- [What you need to do] Only the number is wanted: how many lines contain "psychologie"?

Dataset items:

===

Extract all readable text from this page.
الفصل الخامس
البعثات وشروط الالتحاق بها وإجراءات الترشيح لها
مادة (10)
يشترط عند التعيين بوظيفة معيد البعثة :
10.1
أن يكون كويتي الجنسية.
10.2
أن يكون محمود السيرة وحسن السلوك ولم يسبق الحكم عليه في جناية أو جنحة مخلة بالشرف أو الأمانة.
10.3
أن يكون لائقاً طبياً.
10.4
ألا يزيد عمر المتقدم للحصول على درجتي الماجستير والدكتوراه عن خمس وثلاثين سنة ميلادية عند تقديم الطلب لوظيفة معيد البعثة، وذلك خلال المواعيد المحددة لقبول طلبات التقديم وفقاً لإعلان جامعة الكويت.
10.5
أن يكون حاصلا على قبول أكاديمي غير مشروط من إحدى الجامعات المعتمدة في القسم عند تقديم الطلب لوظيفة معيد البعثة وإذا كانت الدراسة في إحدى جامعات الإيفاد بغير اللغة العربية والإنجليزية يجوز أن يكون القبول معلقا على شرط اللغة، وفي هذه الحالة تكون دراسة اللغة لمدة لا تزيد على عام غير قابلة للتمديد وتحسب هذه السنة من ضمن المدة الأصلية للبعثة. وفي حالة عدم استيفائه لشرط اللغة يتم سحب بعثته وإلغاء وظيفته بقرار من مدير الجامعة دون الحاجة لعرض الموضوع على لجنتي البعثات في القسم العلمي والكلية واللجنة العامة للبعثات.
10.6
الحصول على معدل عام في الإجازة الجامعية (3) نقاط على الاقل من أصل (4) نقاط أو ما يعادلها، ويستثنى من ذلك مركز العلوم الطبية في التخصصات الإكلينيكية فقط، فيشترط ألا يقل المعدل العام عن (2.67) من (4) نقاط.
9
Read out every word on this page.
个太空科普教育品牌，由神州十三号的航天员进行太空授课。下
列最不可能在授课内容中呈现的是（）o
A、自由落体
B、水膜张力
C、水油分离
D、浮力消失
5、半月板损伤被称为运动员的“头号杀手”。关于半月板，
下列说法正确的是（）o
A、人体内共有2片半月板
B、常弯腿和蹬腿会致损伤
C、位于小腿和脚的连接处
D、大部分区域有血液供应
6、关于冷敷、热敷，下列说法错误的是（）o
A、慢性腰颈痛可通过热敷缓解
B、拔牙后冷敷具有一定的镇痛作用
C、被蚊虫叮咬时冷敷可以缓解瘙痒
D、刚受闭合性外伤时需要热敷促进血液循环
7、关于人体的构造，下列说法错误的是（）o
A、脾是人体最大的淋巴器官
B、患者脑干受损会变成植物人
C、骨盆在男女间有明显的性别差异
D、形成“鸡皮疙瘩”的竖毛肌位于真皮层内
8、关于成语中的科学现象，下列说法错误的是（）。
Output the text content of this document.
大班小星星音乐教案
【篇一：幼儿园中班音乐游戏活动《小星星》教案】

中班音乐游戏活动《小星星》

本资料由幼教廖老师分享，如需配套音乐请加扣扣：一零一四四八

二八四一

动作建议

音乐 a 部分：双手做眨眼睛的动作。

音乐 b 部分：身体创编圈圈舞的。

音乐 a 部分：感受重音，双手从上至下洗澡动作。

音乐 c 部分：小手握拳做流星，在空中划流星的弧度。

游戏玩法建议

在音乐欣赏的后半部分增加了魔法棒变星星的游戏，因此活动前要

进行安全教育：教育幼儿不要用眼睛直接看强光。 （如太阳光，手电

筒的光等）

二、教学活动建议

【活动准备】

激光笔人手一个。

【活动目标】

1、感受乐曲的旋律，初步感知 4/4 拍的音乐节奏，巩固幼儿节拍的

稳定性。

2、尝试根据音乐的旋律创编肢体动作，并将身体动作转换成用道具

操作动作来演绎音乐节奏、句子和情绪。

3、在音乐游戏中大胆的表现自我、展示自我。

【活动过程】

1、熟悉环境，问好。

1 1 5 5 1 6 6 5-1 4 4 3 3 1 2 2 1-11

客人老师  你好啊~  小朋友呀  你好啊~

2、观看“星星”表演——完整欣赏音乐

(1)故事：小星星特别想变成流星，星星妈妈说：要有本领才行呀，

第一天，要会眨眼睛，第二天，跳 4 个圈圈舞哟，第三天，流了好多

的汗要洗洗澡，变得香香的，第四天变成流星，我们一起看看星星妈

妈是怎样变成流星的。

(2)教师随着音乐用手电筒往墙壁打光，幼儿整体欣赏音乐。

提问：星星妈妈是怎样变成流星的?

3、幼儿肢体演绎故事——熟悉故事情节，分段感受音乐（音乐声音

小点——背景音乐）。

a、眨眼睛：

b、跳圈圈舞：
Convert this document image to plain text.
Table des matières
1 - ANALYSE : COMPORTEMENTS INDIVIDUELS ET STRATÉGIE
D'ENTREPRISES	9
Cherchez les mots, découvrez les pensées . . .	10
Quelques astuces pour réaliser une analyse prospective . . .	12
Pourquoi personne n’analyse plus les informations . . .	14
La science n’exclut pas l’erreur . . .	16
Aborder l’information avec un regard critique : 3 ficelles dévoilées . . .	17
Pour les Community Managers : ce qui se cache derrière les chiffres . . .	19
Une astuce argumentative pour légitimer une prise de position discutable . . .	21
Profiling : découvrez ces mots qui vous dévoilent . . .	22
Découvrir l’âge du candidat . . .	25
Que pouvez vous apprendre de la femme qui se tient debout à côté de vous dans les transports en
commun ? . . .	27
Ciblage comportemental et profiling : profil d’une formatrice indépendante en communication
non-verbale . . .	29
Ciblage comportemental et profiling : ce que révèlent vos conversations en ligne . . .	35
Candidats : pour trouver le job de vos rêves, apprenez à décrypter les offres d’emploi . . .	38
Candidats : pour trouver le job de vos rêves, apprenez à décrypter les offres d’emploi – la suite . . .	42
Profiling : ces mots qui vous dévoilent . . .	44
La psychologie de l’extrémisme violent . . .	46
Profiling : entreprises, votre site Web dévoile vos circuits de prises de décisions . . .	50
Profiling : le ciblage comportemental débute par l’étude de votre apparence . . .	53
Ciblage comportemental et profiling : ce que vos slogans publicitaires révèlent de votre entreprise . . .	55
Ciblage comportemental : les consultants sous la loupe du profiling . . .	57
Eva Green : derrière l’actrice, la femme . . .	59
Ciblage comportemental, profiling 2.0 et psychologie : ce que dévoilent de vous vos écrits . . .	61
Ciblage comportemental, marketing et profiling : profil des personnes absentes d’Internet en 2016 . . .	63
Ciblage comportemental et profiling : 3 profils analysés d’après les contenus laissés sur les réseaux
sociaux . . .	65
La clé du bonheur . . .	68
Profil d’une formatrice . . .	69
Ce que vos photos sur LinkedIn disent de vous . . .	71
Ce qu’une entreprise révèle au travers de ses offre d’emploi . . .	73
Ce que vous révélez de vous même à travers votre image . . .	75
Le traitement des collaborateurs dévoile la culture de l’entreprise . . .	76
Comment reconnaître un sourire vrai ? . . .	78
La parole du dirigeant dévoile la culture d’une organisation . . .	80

===

- [Output for this task] 2